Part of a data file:

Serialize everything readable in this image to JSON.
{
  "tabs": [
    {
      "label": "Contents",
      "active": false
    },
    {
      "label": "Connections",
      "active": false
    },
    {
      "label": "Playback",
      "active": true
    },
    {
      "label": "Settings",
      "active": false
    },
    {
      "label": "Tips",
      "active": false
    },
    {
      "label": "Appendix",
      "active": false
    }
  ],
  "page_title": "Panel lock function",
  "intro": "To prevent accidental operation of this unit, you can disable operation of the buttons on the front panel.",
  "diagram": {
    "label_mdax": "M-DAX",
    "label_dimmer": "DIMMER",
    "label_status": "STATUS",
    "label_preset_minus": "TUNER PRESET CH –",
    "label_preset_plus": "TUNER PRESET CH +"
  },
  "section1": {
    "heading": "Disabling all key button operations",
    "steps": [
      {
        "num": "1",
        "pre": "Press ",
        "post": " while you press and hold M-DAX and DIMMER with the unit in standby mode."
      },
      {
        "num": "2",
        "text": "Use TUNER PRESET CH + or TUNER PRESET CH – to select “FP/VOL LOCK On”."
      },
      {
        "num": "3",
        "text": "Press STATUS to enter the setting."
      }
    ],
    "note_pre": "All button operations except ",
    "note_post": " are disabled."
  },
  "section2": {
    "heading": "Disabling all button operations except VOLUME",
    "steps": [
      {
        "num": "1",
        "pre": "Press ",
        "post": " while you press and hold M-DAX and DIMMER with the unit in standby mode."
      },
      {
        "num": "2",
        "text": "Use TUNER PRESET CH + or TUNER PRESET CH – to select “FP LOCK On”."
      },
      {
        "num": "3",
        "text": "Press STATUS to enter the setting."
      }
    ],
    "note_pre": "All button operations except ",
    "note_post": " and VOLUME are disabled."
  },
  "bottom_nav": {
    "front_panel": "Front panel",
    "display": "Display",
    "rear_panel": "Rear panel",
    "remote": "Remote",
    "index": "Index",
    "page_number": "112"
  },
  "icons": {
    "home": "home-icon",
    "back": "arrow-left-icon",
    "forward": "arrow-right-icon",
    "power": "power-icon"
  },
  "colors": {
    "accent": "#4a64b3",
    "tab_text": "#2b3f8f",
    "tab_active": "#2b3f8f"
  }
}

_PROBLEM DETAILS_
Retype the material in full, character for character.

_ANSWER_
Serialize everything readable in this image to JSON.
{
  "tabs": [
    {
      "label": "Contents",
      "active": false
    },
    {
      "label": "Connections",
      "active": false
    },
    {
      "label": "Playback",
      "active": true
    },
    {
      "label": "Settings",
      "active": false
    },
    {
      "label": "Tips",
      "active": false
    },
    {
      "label": "Appendix",
      "active": false
    }
  ],
  "page_title": "Panel lock function",
  "intro": "To prevent accidental operation of this unit, you can disable operation of the buttons on the front panel.",
  "diagram": {
    "label_mdax": "M-DAX",
    "label_dimmer": "DIMMER",
    "label_status": "STATUS",
    "label_preset_minus": "TUNER PRESET CH –",
    "label_preset_plus": "TUNER PRESET CH +"
  },
  "section1": {
    "heading": "Disabling all key button operations",
    "steps": [
      {
        "num": "1",
        "pre": "Press ",
        "post": " while you press and hold M-DAX and DIMMER with the unit in standby mode."
      },
      {
        "num": "2",
        "text": "Use TUNER PRESET CH + or TUNER PRESET CH – to select “FP/VOL LOCK On”."
      },
      {
        "num": "3",
        "text": "Press STATUS to enter the setting."
      }
    ],
    "note_pre": "All button operations except ",
    "note_post": " are disabled."
  },
  "section2": {
    "heading": "Disabling all button operations except VOLUME",
    "steps": [
      {
        "num": "1",
        "pre": "Press ",
        "post": " while you press and hold M-DAX and DIMMER with the unit in standby mode."
      },
      {
        "num": "2",
        "text": "Use TUNER PRESET CH + or TUNER PRESET CH – to select “FP LOCK On”."
      },
      {
        "num": "3",
        "text": "Press STATUS to enter the setting."
      }
    ],
    "note_pre": "All button operations except ",
    "note_post": " and VOLUME are disabled."
  },
  "bottom_nav": {
    "front_panel": "Front panel",
    "display": "Display",
    "rear_panel": "Rear panel",
    "remote": "Remote",
    "index": "Index",
    "page_number": "112"
  },
  "icons": {
    "home": "home-icon",
    "back": "arrow-left-icon",
    "forward": "arrow-right-icon",
    "power": "power-icon"
  },
  "colors": {
    "accent": "#4a64b3",
    "tab_text": "#2b3f8f",
    "tab_active": "#2b3f8f"
  }
}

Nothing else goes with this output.